(REQUIREMENT)
Copy each line exactly.

(Figure contents as structured data)
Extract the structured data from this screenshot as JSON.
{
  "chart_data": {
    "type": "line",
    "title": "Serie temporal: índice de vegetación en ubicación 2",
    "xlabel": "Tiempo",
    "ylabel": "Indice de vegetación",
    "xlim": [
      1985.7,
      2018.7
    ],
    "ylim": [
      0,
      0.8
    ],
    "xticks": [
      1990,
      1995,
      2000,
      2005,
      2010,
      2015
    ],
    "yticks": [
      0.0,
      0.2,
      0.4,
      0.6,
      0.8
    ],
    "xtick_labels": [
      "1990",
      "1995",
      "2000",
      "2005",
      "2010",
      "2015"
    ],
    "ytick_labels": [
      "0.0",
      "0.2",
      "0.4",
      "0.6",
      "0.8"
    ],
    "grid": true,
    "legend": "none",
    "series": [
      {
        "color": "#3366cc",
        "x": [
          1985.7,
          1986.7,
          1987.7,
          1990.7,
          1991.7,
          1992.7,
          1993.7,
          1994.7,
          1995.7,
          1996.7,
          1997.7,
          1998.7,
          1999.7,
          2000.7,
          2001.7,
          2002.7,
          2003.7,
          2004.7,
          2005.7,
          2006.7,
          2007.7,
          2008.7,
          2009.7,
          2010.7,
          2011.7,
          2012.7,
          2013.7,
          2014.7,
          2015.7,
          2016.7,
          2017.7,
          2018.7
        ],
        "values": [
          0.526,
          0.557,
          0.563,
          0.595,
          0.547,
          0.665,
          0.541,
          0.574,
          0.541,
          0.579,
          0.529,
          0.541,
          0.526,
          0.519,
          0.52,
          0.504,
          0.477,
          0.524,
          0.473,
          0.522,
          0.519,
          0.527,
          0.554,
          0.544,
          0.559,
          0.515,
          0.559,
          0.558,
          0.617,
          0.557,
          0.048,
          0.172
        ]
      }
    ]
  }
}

(EXPECTED ANSWER)
Extract the structured data from this screenshot as JSON.
{
  "chart_data": {
    "type": "line",
    "title": "Serie temporal: índice de vegetación en ubicación 2",
    "xlabel": "Tiempo",
    "ylabel": "Indice de vegetación",
    "xlim": [
      1985.7,
      2018.7
    ],
    "ylim": [
      0,
      0.8
    ],
    "xticks": [
      1990,
      1995,
      2000,
      2005,
      2010,
      2015
    ],
    "yticks": [
      0.0,
      0.2,
      0.4,
      0.6,
      0.8
    ],
    "xtick_labels": [
      "1990",
      "1995",
      "2000",
      "2005",
      "2010",
      "2015"
    ],
    "ytick_labels": [
      "0.0",
      "0.2",
      "0.4",
      "0.6",
      "0.8"
    ],
    "grid": true,
    "legend": "none",
    "series": [
      {
        "color": "#3366cc",
        "x": [
          1985.7,
          1986.7,
          1987.7,
          1990.7,
          1991.7,
          1992.7,
          1993.7,
          1994.7,
          1995.7,
          1996.7,
          1997.7,
          1998.7,
          1999.7,
          2000.7,
          2001.7,
          2002.7,
          2003.7,
          2004.7,
          2005.7,
          2006.7,
          2007.7,
          2008.7,
          2009.7,
          2010.7,
          2011.7,
          2012.7,
          2013.7,
          2014.7,
          2015.7,
          2016.7,
          2017.7,
          2018.7
        ],
        "values": [
          0.526,
          0.557,
          0.563,
          0.595,
          0.547,
          0.665,
          0.541,
          0.574,
          0.541,
          0.579,
          0.529,
          0.541,
          0.526,
          0.519,
          0.52,
          0.504,
          0.477,
          0.524,
          0.473,
          0.522,
          0.519,
          0.527,
          0.554,
          0.544,
          0.559,
          0.515,
          0.559,
          0.558,
          0.617,
          0.557,
          0.048,
          0.172
        ]
      }
    ]
  }
}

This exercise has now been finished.